-- begin SUPPLIED RECORDS --

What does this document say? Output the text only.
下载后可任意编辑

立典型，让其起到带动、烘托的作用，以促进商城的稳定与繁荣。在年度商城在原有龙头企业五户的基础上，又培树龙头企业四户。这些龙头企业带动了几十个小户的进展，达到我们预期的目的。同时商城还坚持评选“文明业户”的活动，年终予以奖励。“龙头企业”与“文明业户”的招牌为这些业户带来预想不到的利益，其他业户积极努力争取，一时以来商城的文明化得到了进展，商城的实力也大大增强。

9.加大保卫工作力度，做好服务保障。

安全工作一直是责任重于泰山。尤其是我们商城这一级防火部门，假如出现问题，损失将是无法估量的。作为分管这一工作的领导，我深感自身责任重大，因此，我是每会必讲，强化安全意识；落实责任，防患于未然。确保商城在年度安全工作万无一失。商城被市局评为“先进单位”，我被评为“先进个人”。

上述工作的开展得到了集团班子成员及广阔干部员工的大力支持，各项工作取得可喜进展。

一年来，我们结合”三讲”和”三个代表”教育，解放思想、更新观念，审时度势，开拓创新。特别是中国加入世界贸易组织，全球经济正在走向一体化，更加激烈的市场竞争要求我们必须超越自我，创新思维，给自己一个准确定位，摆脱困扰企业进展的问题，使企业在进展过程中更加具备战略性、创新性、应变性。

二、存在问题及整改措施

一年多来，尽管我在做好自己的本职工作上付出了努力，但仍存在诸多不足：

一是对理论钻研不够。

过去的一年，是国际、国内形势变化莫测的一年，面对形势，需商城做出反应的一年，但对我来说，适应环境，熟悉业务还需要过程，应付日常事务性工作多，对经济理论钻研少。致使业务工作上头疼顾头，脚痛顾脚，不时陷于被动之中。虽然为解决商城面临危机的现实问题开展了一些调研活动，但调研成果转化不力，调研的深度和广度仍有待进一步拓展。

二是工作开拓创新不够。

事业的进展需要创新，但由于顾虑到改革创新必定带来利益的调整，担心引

-- end SUPPLIED RECORDS --

Go through the listing above and restate it word for word.

## CORRECT ANSWER
What does this document say? Output the text only.
下载后可任意编辑

立典型，让其起到带动、烘托的作用，以促进商城的稳定与繁荣。在年度商城在原有龙头企业五户的基础上，又培树龙头企业四户。这些龙头企业带动了几十个小户的进展，达到我们预期的目的。同时商城还坚持评选“文明业户”的活动，年终予以奖励。“龙头企业”与“文明业户”的招牌为这些业户带来预想不到的利益，其他业户积极努力争取，一时以来商城的文明化得到了进展，商城的实力也大大增强。

9.加大保卫工作力度，做好服务保障。

安全工作一直是责任重于泰山。尤其是我们商城这一级防火部门，假如出现问题，损失将是无法估量的。作为分管这一工作的领导，我深感自身责任重大，因此，我是每会必讲，强化安全意识；落实责任，防患于未然。确保商城在年度安全工作万无一失。商城被市局评为“先进单位”，我被评为“先进个人”。

上述工作的开展得到了集团班子成员及广阔干部员工的大力支持，各项工作取得可喜进展。

一年来，我们结合”三讲”和”三个代表”教育，解放思想、更新观念，审时度势，开拓创新。特别是中国加入世界贸易组织，全球经济正在走向一体化，更加激烈的市场竞争要求我们必须超越自我，创新思维，给自己一个准确定位，摆脱困扰企业进展的问题，使企业在进展过程中更加具备战略性、创新性、应变性。

二、存在问题及整改措施

一年多来，尽管我在做好自己的本职工作上付出了努力，但仍存在诸多不足：

一是对理论钻研不够。

过去的一年，是国际、国内形势变化莫测的一年，面对形势，需商城做出反应的一年，但对我来说，适应环境，熟悉业务还需要过程，应付日常事务性工作多，对经济理论钻研少。致使业务工作上头疼顾头，脚痛顾脚，不时陷于被动之中。虽然为解决商城面临危机的现实问题开展了一些调研活动，但调研成果转化不力，调研的深度和广度仍有待进一步拓展。

二是工作开拓创新不够。

事业的进展需要创新，但由于顾虑到改革创新必定带来利益的调整，担心引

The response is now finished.